

  1. I’m not sure I agree that the decision as to whether to enter an injunction should depend “primarily” on whether an injunction will enable patent holdup, because patent holdup may be enabled even in classic uses of patents. Suppose company A holds a patent for an invention which it developed at substantial expense, and it exploits the patent by selling patented product - that is, it is a standard operating company, using its patent in the classic way to protect its investment in R&D. The investment in specialized physical plant needed to produce the patented invention is $10 million (that is, the cost over and above the cost of invention.) Company B independently develops the invention, and invests $10 million in the plant necessary to exploit it, then enters the market with a competing, infringing, product. A sues successfully. If A obtains an injunction, it will enable patent holdup (though whether A will use it for holdup or for exclusion is another question); but this is the classic situation where an injunction would traditionally be granted.

*****

#### Parts of the exercise
1. In the passage on patent injunctions, how much does Company B invest in the plant needed to exploit the invention?
2. Extend the passage on patent injunctions and holdup, picking up after its final sentence.

#### Provided data

*****

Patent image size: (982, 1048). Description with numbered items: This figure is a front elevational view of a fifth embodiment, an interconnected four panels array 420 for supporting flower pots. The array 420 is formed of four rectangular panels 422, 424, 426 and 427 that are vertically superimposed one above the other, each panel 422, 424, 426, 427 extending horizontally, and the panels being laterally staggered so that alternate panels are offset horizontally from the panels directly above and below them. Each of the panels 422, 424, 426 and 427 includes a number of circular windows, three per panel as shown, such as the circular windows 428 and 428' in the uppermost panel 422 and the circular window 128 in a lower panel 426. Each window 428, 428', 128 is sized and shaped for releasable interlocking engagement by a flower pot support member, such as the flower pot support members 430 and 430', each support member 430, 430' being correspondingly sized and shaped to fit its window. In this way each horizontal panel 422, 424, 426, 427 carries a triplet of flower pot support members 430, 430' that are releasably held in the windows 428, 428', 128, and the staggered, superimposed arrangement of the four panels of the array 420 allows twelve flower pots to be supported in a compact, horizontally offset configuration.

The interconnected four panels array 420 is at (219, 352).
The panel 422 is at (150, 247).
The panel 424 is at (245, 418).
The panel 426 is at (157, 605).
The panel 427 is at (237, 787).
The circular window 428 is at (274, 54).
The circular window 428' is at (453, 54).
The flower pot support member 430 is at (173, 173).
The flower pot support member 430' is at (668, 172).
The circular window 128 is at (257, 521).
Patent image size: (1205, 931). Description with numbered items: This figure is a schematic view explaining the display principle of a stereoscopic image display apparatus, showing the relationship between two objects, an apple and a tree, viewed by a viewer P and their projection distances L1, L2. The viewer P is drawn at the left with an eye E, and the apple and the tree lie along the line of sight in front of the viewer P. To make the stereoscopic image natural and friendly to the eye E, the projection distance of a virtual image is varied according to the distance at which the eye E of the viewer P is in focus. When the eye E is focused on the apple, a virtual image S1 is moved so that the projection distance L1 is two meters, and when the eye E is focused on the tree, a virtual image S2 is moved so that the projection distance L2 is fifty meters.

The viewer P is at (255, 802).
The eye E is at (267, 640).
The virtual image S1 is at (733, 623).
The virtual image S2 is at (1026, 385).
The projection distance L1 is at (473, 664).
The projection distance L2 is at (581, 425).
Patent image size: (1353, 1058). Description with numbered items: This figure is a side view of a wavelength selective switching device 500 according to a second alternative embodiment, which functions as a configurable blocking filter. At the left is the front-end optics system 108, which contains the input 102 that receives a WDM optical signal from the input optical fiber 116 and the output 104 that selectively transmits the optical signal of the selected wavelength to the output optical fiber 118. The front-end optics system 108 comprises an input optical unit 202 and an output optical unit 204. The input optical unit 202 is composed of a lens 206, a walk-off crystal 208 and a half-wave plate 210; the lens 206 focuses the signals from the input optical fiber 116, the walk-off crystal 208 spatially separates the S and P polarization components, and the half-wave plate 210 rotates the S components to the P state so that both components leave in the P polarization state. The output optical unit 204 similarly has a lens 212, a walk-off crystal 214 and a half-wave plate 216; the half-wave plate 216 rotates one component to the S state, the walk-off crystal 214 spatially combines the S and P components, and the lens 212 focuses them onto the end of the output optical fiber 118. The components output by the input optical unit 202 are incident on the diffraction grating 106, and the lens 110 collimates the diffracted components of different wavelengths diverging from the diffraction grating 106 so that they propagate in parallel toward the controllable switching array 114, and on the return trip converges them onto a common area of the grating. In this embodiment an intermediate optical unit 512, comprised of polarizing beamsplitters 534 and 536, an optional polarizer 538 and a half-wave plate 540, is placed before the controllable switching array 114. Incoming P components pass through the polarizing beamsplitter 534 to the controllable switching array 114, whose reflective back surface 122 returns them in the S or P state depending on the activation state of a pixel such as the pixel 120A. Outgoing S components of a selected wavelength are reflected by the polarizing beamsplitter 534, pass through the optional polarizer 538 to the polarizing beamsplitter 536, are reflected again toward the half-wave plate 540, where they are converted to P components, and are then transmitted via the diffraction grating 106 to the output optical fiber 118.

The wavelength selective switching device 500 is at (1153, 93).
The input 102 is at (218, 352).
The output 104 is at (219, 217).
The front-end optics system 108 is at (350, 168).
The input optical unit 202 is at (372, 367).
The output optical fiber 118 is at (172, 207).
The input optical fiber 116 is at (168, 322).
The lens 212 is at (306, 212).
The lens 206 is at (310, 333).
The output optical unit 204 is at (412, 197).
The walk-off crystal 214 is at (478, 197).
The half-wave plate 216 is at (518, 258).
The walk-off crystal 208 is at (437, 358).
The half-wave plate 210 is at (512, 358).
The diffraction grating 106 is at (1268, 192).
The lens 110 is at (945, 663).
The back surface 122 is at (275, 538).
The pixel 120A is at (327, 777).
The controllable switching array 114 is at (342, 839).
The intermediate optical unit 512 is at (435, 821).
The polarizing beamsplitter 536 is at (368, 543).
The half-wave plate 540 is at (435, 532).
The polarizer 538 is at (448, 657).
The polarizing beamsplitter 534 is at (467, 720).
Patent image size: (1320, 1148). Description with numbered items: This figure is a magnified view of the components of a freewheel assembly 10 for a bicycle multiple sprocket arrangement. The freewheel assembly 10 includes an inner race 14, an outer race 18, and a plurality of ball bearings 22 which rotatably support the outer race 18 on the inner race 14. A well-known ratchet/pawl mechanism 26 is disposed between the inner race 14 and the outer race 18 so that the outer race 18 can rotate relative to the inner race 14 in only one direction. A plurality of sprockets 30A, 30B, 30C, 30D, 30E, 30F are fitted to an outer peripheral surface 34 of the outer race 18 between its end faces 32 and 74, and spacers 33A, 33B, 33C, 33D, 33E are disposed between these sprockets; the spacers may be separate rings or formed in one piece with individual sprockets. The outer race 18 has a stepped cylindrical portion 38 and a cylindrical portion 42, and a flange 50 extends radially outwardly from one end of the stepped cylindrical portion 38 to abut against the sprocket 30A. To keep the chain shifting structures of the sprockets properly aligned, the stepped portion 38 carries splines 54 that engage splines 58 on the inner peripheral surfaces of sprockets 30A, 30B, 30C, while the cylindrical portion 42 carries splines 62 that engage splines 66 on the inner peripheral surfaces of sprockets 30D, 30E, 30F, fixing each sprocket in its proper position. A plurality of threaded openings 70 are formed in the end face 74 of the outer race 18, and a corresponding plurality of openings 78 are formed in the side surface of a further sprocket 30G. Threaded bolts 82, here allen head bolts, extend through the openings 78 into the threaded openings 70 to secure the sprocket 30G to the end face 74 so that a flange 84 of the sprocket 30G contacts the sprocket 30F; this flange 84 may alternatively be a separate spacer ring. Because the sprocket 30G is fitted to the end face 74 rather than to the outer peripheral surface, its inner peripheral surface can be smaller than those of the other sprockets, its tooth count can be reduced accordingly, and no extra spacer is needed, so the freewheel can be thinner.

*****

#### Solved problems
1. $10 million.

2.
  2. Good point; perhaps I should be more precise about what I mean by patent holdup. I've argued before that three conditions are particularly relevant: (1) ex post value substantially higher than ex ante value; (2) patent reads on a small-value part of a more complex device; (3) infringement is inadvertent. I'm still uncertain whether all three conditions should be present before we dispense with injunctions, or if it should be a case-by-case determination. The problem with condition (3) is defining what we mean by inadvertence, as I think you have pointed out to me previously--though it may be necessary to come up with some sort of criterion if we are to consider awarding defendant's profits only in cases of deliberate infringement, which is where I think you may be going with your analysis of that topic. Is there a way to define, without making things unduly complicated, what sort of search the defendant should engage in before we dispense with injunctions (or awards of profits)? I think in the classic situation you outline above, it should be incumbent on the defendant to make an adequate search beforehand, whereas my sense in the IT sector this is often infeasible. But is there a way to make the analysis depend not on ad hoc assumptions but rather on something more concrete . . .

  3. I agree entirely with your statement of the key question. I have no good answer.